§ GIVEN ENTRIES:
-----

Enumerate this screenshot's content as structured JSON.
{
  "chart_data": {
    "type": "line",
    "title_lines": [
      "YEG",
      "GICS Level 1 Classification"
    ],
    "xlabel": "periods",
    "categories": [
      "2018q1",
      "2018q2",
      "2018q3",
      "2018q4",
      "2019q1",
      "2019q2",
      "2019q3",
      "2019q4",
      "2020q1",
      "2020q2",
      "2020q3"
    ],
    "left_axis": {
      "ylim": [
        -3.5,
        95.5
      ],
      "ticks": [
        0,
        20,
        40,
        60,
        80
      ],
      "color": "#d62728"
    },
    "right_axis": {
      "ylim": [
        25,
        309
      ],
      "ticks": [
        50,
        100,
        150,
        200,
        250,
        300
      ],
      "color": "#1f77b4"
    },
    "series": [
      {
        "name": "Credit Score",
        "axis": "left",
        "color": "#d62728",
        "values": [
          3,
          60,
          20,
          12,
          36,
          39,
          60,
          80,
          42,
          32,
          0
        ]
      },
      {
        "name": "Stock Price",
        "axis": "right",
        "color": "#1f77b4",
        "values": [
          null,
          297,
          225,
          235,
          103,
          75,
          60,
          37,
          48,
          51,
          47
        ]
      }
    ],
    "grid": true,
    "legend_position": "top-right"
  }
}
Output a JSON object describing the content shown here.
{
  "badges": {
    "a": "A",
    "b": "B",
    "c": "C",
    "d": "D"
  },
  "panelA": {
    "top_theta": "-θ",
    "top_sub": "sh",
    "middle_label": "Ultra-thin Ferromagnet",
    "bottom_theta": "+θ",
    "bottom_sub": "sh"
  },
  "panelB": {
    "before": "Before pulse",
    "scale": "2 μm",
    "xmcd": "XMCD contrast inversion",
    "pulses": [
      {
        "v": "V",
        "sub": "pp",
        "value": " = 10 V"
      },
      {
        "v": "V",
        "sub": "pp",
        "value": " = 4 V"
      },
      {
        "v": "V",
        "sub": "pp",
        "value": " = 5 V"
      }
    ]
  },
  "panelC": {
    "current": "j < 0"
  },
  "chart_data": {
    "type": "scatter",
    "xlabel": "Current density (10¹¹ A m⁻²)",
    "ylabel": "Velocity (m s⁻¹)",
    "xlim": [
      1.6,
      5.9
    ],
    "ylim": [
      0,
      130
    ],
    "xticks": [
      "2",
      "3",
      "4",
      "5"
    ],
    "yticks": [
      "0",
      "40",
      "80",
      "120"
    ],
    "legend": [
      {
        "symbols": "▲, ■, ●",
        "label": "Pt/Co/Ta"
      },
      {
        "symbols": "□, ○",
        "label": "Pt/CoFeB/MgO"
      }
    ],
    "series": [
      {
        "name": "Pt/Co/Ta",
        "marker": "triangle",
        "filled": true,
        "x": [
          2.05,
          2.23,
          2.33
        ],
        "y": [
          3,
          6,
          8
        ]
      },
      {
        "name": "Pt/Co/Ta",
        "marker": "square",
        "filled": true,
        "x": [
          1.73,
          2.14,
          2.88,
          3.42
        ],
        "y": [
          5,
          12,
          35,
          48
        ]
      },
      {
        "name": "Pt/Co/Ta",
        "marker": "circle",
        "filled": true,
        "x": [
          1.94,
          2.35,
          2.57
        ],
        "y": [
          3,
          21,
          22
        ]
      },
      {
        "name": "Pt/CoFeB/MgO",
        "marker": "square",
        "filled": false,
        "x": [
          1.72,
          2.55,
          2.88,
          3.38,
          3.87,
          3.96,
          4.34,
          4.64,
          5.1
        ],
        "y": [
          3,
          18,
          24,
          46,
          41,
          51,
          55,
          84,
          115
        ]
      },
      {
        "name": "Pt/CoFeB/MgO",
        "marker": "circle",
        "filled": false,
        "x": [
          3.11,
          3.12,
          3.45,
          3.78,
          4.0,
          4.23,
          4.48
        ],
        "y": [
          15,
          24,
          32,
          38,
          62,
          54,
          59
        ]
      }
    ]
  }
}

-----

§ INSTRUCTIONS TO FOLLOW:
Without leaving anything out, give the entries again exactly.

§ SOLUTION TO THIS PROBLEM:
Enumerate this screenshot's content as structured JSON.
{
  "chart_data": {
    "type": "line",
    "title_lines": [
      "YEG",
      "GICS Level 1 Classification"
    ],
    "xlabel": "periods",
    "categories": [
      "2018q1",
      "2018q2",
      "2018q3",
      "2018q4",
      "2019q1",
      "2019q2",
      "2019q3",
      "2019q4",
      "2020q1",
      "2020q2",
      "2020q3"
    ],
    "left_axis": {
      "ylim": [
        -3.5,
        95.5
      ],
      "ticks": [
        0,
        20,
        40,
        60,
        80
      ],
      "color": "#d62728"
    },
    "right_axis": {
      "ylim": [
        25,
        309
      ],
      "ticks": [
        50,
        100,
        150,
        200,
        250,
        300
      ],
      "color": "#1f77b4"
    },
    "series": [
      {
        "name": "Credit Score",
        "axis": "left",
        "color": "#d62728",
        "values": [
          3,
          60,
          20,
          12,
          36,
          39,
          60,
          80,
          42,
          32,
          0
        ]
      },
      {
        "name": "Stock Price",
        "axis": "right",
        "color": "#1f77b4",
        "values": [
          null,
          297,
          225,
          235,
          103,
          75,
          60,
          37,
          48,
          51,
          47
        ]
      }
    ],
    "grid": true,
    "legend_position": "top-right"
  }
}
Output a JSON object describing the content shown here.
{
  "badges": {
    "a": "A",
    "b": "B",
    "c": "C",
    "d": "D"
  },
  "panelA": {
    "top_theta": "-θ",
    "top_sub": "sh",
    "middle_label": "Ultra-thin Ferromagnet",
    "bottom_theta": "+θ",
    "bottom_sub": "sh"
  },
  "panelB": {
    "before": "Before pulse",
    "scale": "2 μm",
    "xmcd": "XMCD contrast inversion",
    "pulses": [
      {
        "v": "V",
        "sub": "pp",
        "value": " = 10 V"
      },
      {
        "v": "V",
        "sub": "pp",
        "value": " = 4 V"
      },
      {
        "v": "V",
        "sub": "pp",
        "value": " = 5 V"
      }
    ]
  },
  "panelC": {
    "current": "j < 0"
  },
  "chart_data": {
    "type": "scatter",
    "xlabel": "Current density (10¹¹ A m⁻²)",
    "ylabel": "Velocity (m s⁻¹)",
    "xlim": [
      1.6,
      5.9
    ],
    "ylim": [
      0,
      130
    ],
    "xticks": [
      "2",
      "3",
      "4",
      "5"
    ],
    "yticks": [
      "0",
      "40",
      "80",
      "120"
    ],
    "legend": [
      {
        "symbols": "▲, ■, ●",
        "label": "Pt/Co/Ta"
      },
      {
        "symbols": "□, ○",
        "label": "Pt/CoFeB/MgO"
      }
    ],
    "series": [
      {
        "name": "Pt/Co/Ta",
        "marker": "triangle",
        "filled": true,
        "x": [
          2.05,
          2.23,
          2.33
        ],
        "y": [
          3,
          6,
          8
        ]
      },
      {
        "name": "Pt/Co/Ta",
        "marker": "square",
        "filled": true,
        "x": [
          1.73,
          2.14,
          2.88,
          3.42
        ],
        "y": [
          5,
          12,
          35,
          48
        ]
      },
      {
        "name": "Pt/Co/Ta",
        "marker": "circle",
        "filled": true,
        "x": [
          1.94,
          2.35,
          2.57
        ],
        "y": [
          3,
          21,
          22
        ]
      },
      {
        "name": "Pt/CoFeB/MgO",
        "marker": "square",
        "filled": false,
        "x": [
          1.72,
          2.55,
          2.88,
          3.38,
          3.87,
          3.96,
          4.34,
          4.64,
          5.1
        ],
        "y": [
          3,
          18,
          24,
          46,
          41,
          51,
          55,
          84,
          115
        ]
      },
      {
        "name": "Pt/CoFeB/MgO",
        "marker": "circle",
        "filled": false,
        "x": [
          3.11,
          3.12,
          3.45,
          3.78,
          4.0,
          4.23,
          4.48
        ],
        "y": [
          15,
          24,
          32,
          38,
          62,
          54,
          59
        ]
      }
    ]
  }
}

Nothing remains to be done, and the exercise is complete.